* [Exercise details]: All records must be quoted exactly. Omit the pictures.

[Records contained in a dataset]
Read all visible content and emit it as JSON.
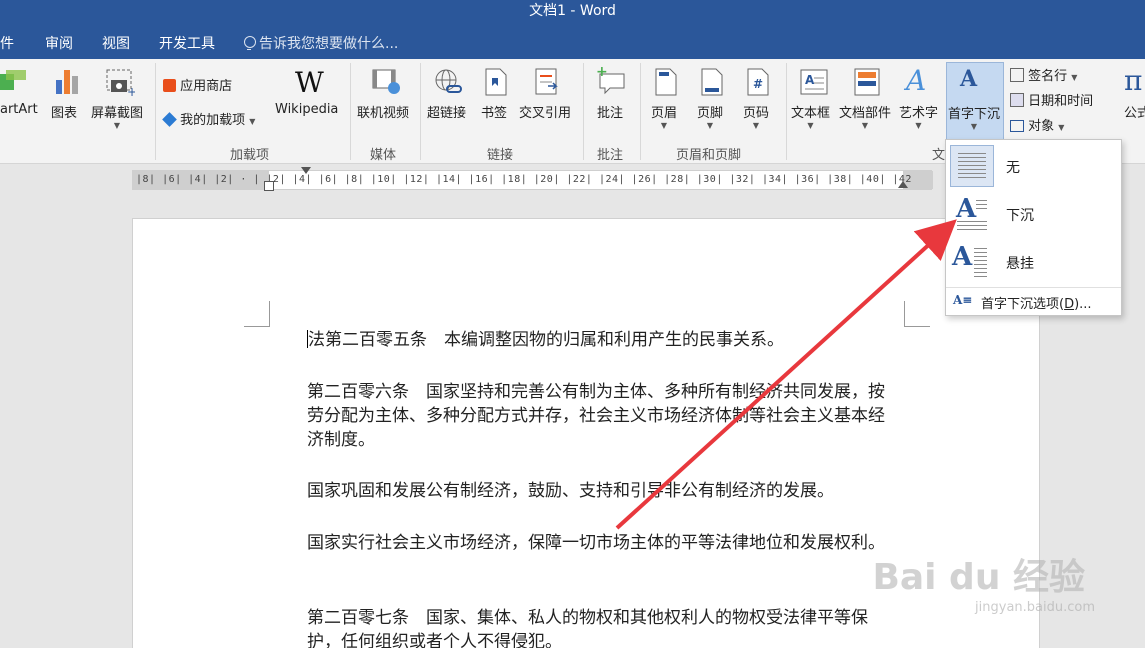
{
  "window": {
    "title": "文档1 - Word"
  },
  "menu": {
    "tabs": [
      "件",
      "审阅",
      "视图",
      "开发工具"
    ],
    "tell_me": "告诉我您想要做什么..."
  },
  "ribbon": {
    "buttons": {
      "smartart": "artArt",
      "chart": "图表",
      "screenshot": "屏幕截图",
      "store": "应用商店",
      "my_addins": "我的加载项",
      "wikipedia": "Wikipedia",
      "online_video": "联机视频",
      "hyperlink": "超链接",
      "bookmark": "书签",
      "cross_ref": "交叉引用",
      "comment": "批注",
      "header": "页眉",
      "footer": "页脚",
      "page_number": "页码",
      "text_box": "文本框",
      "quick_parts": "文档部件",
      "wordart": "艺术字",
      "drop_cap": "首字下沉",
      "signature_line": "签名行",
      "date_time": "日期和时间",
      "object": "对象",
      "equation": "公式"
    },
    "groups": {
      "addins": "加载项",
      "media": "媒体",
      "links": "链接",
      "comments": "批注",
      "header_footer": "页眉和页脚",
      "text_partial": "文"
    }
  },
  "ruler": {
    "ticks": "|8|  |6|  |4|  |2|  ·  |  |2|  |4|  |6|  |8| |10| |12| |14| |16| |18| |20| |22| |24| |26| |28| |30| |32| |34| |36| |38| |40| |42"
  },
  "dropdown": {
    "items": [
      {
        "label": "无",
        "selected": true
      },
      {
        "label": "下沉",
        "selected": false
      },
      {
        "label": "悬挂",
        "selected": false
      }
    ],
    "options_label": "首字下沉选项(",
    "options_key": "D",
    "options_suffix": ")..."
  },
  "document": {
    "paragraphs": [
      "法第二百零五条　本编调整因物的归属和利用产生的民事关系。",
      "第二百零六条　国家坚持和完善公有制为主体、多种所有制经济共同发展，按劳分配为主体、多种分配方式并存，社会主义市场经济体制等社会主义基本经济制度。",
      "国家巩固和发展公有制经济，鼓励、支持和引导非公有制经济的发展。",
      "国家实行社会主义市场经济，保障一切市场主体的平等法律地位和发展权利。",
      "第二百零七条　国家、集体、私人的物权和其他权利人的物权受法律平等保护，任何组织或者个人不得侵犯。"
    ]
  },
  "watermark": {
    "main": "Bai du 经验",
    "sub": "jingyan.baidu.com"
  },
  "colors": {
    "title_bar": "#2b579a",
    "arrow": "#e8383d",
    "accent": "#2b579a"
  }
}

* [Result for this task]:
Read all visible content and emit it as JSON.
{
  "window": {
    "title": "文档1 - Word"
  },
  "menu": {
    "tabs": [
      "件",
      "审阅",
      "视图",
      "开发工具"
    ],
    "tell_me": "告诉我您想要做什么..."
  },
  "ribbon": {
    "buttons": {
      "smartart": "artArt",
      "chart": "图表",
      "screenshot": "屏幕截图",
      "store": "应用商店",
      "my_addins": "我的加载项",
      "wikipedia": "Wikipedia",
      "online_video": "联机视频",
      "hyperlink": "超链接",
      "bookmark": "书签",
      "cross_ref": "交叉引用",
      "comment": "批注",
      "header": "页眉",
      "footer": "页脚",
      "page_number": "页码",
      "text_box": "文本框",
      "quick_parts": "文档部件",
      "wordart": "艺术字",
      "drop_cap": "首字下沉",
      "signature_line": "签名行",
      "date_time": "日期和时间",
      "object": "对象",
      "equation": "公式"
    },
    "groups": {
      "addins": "加载项",
      "media": "媒体",
      "links": "链接",
      "comments": "批注",
      "header_footer": "页眉和页脚",
      "text_partial": "文"
    }
  },
  "ruler": {
    "ticks": "|8|  |6|  |4|  |2|  ·  |  |2|  |4|  |6|  |8| |10| |12| |14| |16| |18| |20| |22| |24| |26| |28| |30| |32| |34| |36| |38| |40| |42"
  },
  "dropdown": {
    "items": [
      {
        "label": "无",
        "selected": true
      },
      {
        "label": "下沉",
        "selected": false
      },
      {
        "label": "悬挂",
        "selected": false
      }
    ],
    "options_label": "首字下沉选项(",
    "options_key": "D",
    "options_suffix": ")..."
  },
  "document": {
    "paragraphs": [
      "法第二百零五条　本编调整因物的归属和利用产生的民事关系。",
      "第二百零六条　国家坚持和完善公有制为主体、多种所有制经济共同发展，按劳分配为主体、多种分配方式并存，社会主义市场经济体制等社会主义基本经济制度。",
      "国家巩固和发展公有制经济，鼓励、支持和引导非公有制经济的发展。",
      "国家实行社会主义市场经济，保障一切市场主体的平等法律地位和发展权利。",
      "第二百零七条　国家、集体、私人的物权和其他权利人的物权受法律平等保护，任何组织或者个人不得侵犯。"
    ]
  },
  "watermark": {
    "main": "Bai du 经验",
    "sub": "jingyan.baidu.com"
  },
  "colors": {
    "title_bar": "#2b579a",
    "arrow": "#e8383d",
    "accent": "#2b579a"
  }
}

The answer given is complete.